> _Problem statement_
Copy each line in which the string "adalah" occurs.

>> Start

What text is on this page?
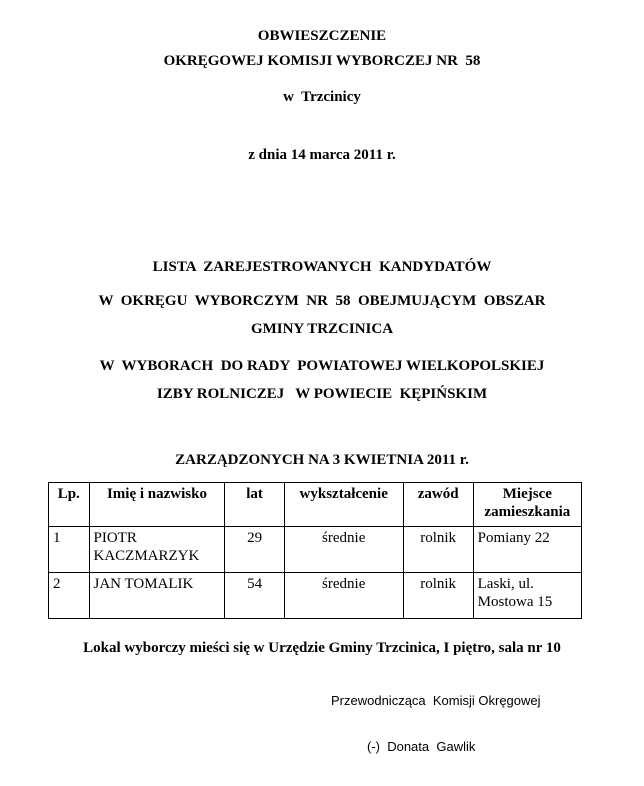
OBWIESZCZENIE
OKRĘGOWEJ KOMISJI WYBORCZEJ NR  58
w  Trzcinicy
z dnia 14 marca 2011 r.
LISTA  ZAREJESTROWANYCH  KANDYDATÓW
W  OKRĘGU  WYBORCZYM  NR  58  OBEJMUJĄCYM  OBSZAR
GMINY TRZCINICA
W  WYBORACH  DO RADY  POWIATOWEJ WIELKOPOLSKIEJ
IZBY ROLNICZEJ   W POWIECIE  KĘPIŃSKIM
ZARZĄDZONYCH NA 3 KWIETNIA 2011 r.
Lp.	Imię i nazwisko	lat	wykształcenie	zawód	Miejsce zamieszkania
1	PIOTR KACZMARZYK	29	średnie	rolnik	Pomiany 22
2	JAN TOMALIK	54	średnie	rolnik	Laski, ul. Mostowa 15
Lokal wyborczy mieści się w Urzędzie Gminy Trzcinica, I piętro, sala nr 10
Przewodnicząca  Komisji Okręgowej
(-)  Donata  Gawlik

>> End
>> Start

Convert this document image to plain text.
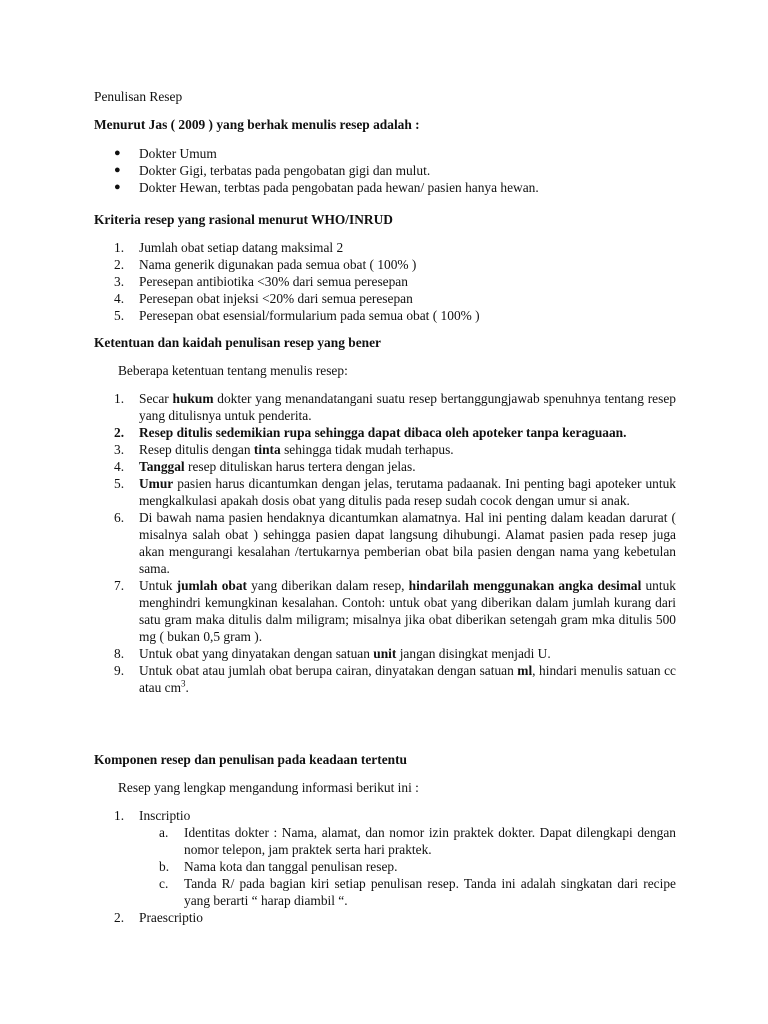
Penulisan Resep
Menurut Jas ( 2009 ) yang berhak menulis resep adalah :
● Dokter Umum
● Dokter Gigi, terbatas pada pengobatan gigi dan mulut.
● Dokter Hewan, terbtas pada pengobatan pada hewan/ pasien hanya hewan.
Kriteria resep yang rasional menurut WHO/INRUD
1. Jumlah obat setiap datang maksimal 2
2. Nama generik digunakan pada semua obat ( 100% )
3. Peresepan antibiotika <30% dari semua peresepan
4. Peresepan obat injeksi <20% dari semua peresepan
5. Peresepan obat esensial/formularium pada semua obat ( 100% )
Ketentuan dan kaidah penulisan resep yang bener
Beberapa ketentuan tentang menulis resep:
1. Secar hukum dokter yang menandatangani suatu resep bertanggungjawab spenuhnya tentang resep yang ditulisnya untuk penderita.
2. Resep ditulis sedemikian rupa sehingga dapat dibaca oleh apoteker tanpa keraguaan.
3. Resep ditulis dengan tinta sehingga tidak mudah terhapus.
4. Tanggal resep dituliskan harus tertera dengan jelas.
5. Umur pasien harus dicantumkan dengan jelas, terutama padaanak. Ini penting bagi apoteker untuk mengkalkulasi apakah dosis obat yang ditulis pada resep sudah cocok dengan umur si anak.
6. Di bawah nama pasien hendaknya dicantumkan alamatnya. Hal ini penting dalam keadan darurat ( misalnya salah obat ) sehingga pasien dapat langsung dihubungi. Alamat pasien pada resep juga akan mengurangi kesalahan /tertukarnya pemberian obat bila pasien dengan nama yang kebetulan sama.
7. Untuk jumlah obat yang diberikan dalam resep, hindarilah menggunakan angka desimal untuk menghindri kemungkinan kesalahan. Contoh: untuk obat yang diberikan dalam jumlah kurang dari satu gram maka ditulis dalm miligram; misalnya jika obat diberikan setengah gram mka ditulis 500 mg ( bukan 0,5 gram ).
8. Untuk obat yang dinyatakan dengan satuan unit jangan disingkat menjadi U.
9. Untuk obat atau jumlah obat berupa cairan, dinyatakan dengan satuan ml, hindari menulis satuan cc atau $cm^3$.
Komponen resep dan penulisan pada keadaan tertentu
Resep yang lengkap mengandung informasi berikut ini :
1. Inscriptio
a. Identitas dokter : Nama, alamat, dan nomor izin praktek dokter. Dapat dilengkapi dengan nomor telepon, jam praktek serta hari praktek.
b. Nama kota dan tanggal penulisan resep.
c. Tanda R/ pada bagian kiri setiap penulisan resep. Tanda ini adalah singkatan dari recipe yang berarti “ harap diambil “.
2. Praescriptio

>> End

> _Task answer_
Menurut Jas ( 2009 ) yang berhak menulis resep adalah :
c. Tanda R/ pada bagian kiri setiap penulisan resep. Tanda ini adalah singkatan dari recipe yang berarti “ harap diambil “.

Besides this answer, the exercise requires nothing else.